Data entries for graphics
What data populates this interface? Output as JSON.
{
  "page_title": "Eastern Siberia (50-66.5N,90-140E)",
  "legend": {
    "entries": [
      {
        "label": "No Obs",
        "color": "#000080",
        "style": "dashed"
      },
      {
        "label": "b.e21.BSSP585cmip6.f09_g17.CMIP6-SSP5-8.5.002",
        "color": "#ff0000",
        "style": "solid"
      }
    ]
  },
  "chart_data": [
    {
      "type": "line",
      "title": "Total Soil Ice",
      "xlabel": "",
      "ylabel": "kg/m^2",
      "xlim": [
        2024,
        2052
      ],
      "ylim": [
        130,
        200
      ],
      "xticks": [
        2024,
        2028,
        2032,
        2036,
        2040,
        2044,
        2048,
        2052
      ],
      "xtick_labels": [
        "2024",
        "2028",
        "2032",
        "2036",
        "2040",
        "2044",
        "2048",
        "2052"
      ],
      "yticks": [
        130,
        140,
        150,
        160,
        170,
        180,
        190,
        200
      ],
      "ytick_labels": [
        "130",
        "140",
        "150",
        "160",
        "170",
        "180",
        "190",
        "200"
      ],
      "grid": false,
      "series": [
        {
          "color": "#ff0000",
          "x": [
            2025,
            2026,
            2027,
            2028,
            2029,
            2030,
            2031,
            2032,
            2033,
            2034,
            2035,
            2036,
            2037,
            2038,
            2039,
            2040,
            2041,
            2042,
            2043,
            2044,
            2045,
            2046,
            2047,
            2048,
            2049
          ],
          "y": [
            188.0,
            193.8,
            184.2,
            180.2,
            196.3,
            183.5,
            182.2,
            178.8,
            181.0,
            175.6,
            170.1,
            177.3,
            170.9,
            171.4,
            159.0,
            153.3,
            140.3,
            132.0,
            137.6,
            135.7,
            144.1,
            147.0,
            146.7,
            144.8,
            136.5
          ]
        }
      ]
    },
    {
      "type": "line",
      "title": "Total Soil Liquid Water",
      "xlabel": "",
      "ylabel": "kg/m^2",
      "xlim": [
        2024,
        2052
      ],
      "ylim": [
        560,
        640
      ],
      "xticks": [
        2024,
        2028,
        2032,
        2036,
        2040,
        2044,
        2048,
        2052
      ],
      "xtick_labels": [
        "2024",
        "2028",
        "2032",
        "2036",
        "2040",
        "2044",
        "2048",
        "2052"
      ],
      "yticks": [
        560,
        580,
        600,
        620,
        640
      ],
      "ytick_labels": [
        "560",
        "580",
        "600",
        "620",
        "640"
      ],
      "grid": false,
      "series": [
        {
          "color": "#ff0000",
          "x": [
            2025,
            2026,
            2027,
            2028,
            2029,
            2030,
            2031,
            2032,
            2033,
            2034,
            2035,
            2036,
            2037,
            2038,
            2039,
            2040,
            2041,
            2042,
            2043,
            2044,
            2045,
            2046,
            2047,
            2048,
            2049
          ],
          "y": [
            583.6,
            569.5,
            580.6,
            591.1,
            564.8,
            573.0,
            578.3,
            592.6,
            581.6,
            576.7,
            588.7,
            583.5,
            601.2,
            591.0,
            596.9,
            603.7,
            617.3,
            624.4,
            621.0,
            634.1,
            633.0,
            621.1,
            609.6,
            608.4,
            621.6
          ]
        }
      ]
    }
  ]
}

▶ Task to complete
Only the count is needed: the number of lines in the data that include the word "Soil".

▶ Response to this task
2